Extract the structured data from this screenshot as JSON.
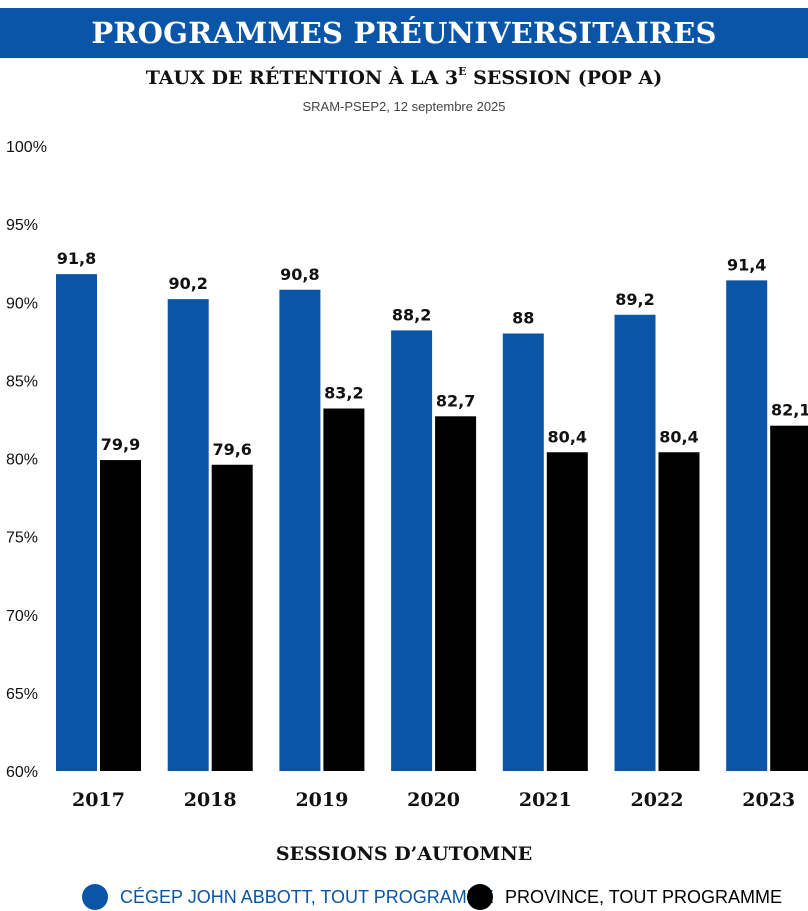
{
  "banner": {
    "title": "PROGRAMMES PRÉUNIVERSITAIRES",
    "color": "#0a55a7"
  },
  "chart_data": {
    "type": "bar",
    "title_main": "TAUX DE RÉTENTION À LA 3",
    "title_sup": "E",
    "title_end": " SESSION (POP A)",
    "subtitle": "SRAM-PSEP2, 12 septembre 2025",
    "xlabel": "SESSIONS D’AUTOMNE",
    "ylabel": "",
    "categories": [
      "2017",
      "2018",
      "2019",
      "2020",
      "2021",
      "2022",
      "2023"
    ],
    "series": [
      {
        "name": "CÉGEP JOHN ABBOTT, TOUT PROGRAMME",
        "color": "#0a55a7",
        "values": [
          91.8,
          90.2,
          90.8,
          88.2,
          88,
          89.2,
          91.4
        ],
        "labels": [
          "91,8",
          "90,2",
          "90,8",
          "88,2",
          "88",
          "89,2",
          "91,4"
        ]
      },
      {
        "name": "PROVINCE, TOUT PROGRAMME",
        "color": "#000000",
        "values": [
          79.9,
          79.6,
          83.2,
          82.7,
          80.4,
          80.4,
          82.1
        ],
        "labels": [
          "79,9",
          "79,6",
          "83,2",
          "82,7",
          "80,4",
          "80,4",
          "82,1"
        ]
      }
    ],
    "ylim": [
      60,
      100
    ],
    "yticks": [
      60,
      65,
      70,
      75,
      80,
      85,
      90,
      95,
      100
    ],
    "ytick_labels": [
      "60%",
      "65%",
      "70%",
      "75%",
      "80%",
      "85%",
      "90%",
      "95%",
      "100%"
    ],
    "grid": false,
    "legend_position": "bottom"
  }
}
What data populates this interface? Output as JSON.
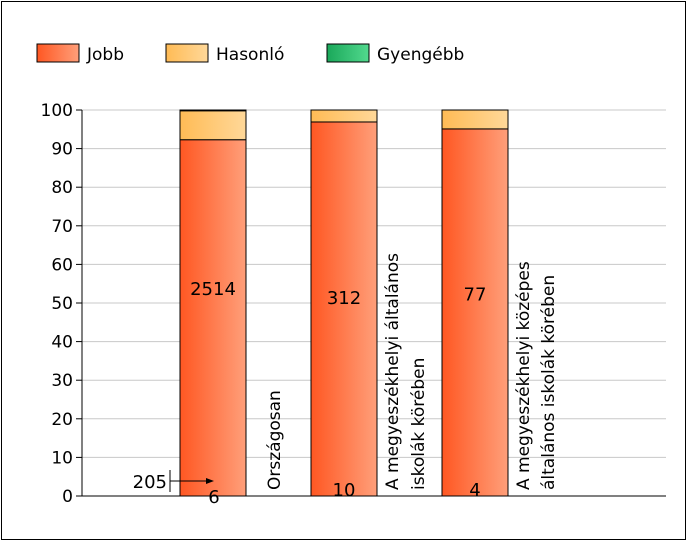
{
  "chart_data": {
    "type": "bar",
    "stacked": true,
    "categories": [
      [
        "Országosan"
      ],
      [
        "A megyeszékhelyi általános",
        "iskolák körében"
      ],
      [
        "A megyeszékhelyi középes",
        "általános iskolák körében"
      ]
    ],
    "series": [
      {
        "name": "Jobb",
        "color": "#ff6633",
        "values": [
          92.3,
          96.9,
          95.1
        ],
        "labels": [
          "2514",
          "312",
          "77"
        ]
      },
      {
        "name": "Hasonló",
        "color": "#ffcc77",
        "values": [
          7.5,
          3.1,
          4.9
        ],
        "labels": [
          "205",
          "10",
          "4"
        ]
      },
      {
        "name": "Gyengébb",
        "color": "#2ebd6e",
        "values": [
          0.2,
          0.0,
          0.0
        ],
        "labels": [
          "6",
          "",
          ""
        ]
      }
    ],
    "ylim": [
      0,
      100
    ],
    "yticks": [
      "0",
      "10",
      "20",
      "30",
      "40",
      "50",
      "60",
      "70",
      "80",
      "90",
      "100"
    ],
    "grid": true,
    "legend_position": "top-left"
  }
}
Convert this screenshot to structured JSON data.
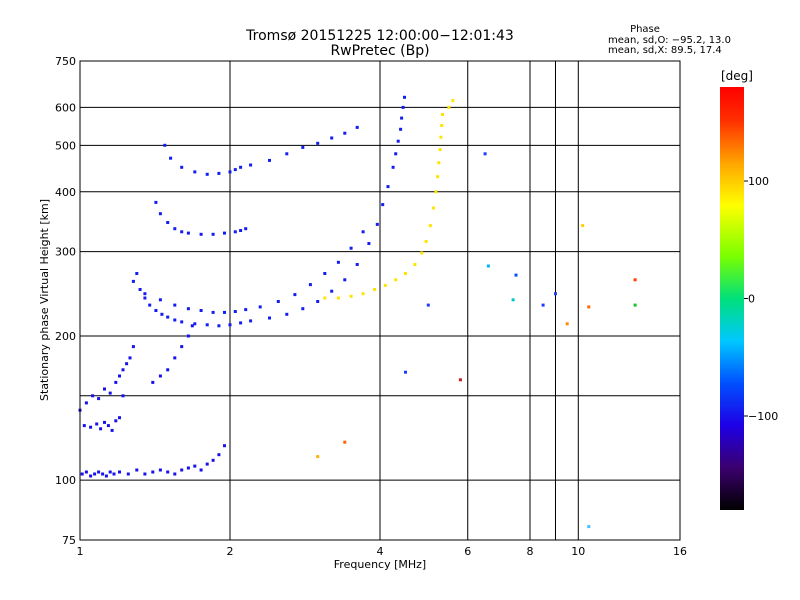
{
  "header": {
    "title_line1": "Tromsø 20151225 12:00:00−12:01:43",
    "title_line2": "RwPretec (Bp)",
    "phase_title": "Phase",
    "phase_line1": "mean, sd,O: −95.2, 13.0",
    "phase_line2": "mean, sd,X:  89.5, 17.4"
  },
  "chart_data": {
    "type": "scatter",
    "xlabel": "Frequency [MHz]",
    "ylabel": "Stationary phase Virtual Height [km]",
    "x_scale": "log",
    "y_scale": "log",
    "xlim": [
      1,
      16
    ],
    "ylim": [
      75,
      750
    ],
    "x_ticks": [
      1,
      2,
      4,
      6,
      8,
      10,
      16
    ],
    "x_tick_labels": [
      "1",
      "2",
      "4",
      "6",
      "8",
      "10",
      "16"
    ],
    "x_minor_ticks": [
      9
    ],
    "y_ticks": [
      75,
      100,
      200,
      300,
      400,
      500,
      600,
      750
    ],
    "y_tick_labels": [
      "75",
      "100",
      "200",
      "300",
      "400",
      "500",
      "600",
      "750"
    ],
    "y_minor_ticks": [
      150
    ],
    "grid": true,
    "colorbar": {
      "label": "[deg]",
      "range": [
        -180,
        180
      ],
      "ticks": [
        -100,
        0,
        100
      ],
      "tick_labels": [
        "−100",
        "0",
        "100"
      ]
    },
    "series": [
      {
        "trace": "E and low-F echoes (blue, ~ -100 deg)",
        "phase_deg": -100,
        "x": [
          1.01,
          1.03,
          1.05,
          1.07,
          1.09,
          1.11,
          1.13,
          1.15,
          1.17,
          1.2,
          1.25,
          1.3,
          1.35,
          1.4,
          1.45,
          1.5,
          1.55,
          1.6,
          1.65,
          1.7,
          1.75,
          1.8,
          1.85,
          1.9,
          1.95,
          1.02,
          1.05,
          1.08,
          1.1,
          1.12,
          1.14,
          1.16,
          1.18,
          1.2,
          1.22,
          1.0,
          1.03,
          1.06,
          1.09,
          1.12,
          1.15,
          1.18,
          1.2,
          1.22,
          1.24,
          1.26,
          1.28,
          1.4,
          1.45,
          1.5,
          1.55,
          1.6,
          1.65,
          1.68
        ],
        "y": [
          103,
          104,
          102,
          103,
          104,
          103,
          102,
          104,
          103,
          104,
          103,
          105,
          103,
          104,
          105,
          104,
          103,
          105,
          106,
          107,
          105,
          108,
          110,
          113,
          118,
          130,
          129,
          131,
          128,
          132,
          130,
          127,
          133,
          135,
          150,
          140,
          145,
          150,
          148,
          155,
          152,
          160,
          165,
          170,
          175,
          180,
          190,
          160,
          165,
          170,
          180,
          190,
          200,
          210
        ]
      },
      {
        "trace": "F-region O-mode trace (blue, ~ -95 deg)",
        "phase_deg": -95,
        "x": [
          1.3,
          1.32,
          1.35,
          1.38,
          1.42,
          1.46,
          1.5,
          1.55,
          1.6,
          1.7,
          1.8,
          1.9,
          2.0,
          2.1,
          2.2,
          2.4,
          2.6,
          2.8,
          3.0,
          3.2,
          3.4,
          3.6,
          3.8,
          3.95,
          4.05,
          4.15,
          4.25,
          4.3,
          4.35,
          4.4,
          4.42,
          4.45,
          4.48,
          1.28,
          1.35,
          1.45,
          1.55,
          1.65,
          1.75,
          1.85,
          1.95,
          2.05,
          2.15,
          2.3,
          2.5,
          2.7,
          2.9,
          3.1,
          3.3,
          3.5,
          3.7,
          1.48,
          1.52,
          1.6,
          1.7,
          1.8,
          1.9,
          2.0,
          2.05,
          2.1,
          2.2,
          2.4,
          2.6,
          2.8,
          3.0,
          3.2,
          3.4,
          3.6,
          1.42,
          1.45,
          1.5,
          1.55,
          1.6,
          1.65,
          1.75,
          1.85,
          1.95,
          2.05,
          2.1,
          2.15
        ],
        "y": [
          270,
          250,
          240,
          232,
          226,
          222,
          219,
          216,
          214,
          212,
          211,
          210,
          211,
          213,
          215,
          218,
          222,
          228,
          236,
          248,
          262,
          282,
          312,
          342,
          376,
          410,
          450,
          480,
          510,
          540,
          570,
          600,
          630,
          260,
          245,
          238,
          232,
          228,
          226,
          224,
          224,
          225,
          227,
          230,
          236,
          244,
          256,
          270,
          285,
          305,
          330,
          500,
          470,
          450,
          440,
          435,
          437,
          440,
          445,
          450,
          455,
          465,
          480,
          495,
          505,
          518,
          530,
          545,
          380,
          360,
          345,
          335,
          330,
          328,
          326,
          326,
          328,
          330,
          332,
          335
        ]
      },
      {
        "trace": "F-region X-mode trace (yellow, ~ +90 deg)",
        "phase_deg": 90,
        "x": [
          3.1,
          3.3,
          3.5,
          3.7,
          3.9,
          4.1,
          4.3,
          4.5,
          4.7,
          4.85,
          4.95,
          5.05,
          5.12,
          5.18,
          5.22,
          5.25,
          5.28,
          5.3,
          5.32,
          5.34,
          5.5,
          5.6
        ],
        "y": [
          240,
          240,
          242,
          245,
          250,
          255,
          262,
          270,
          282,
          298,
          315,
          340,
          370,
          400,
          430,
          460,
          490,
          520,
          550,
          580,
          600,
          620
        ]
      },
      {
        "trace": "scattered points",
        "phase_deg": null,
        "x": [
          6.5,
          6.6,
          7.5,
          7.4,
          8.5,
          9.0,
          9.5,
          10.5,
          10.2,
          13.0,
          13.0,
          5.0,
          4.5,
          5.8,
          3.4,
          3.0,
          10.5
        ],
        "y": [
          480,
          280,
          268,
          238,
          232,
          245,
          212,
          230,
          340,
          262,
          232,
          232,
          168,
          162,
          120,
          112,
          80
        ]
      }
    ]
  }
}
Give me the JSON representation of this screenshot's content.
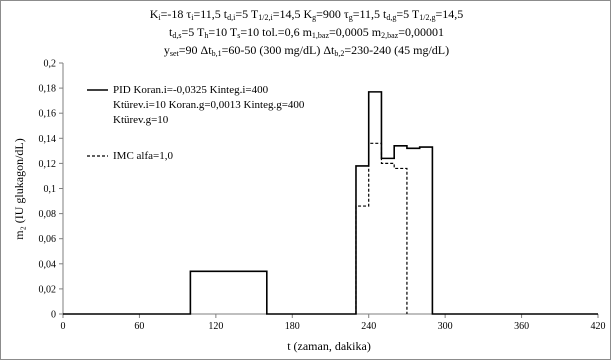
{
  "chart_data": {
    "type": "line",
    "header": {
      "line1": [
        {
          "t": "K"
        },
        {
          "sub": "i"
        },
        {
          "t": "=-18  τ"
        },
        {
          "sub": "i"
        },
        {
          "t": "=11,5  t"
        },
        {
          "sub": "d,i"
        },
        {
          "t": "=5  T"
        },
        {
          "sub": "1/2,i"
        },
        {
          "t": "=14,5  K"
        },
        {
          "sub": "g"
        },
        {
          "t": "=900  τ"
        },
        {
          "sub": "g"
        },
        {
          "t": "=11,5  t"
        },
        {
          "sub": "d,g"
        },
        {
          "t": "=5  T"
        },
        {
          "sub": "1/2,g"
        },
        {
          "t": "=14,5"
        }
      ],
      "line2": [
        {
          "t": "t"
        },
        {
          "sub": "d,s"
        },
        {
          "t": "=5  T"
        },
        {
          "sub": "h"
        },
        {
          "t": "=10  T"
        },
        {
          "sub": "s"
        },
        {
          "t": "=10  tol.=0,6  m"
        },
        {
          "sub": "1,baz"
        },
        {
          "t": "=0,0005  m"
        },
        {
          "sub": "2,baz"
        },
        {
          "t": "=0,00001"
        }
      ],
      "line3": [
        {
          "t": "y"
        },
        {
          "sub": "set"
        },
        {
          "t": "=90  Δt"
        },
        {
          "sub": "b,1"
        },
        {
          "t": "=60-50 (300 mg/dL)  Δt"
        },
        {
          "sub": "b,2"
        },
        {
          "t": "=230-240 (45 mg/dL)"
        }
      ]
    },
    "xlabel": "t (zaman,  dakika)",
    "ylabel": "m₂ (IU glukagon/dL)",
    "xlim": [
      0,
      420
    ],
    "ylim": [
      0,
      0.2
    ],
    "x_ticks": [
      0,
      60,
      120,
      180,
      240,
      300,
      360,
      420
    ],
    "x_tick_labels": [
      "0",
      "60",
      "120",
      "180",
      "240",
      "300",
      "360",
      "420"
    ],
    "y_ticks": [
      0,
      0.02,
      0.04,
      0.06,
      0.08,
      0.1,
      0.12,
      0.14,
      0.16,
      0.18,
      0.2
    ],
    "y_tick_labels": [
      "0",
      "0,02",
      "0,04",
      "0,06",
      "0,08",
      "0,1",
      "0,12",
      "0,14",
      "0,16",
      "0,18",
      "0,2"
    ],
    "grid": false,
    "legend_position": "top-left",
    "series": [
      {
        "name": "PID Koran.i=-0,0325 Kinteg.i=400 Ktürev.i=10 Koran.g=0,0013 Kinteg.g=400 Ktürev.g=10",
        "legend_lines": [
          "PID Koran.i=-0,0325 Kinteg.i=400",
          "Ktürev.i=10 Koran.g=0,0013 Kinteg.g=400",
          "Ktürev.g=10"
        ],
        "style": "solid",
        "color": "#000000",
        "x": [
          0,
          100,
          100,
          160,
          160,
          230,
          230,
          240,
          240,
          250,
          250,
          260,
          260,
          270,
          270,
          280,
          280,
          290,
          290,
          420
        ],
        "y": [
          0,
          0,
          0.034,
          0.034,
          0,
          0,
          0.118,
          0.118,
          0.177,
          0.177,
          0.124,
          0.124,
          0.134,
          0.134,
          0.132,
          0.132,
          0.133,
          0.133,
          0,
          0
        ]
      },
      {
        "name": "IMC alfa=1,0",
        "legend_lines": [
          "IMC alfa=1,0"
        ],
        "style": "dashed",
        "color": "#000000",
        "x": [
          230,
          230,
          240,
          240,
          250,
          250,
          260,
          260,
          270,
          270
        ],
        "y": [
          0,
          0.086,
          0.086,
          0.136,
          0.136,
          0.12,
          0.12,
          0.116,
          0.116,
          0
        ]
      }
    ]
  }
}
· · · · · · ·
▸ **What to produce**: Where a line of the material above holds the string "left", copy that line.

▸ **Exercise result**:
    "legend_position": "top-left"
    "legend_position": "top-left",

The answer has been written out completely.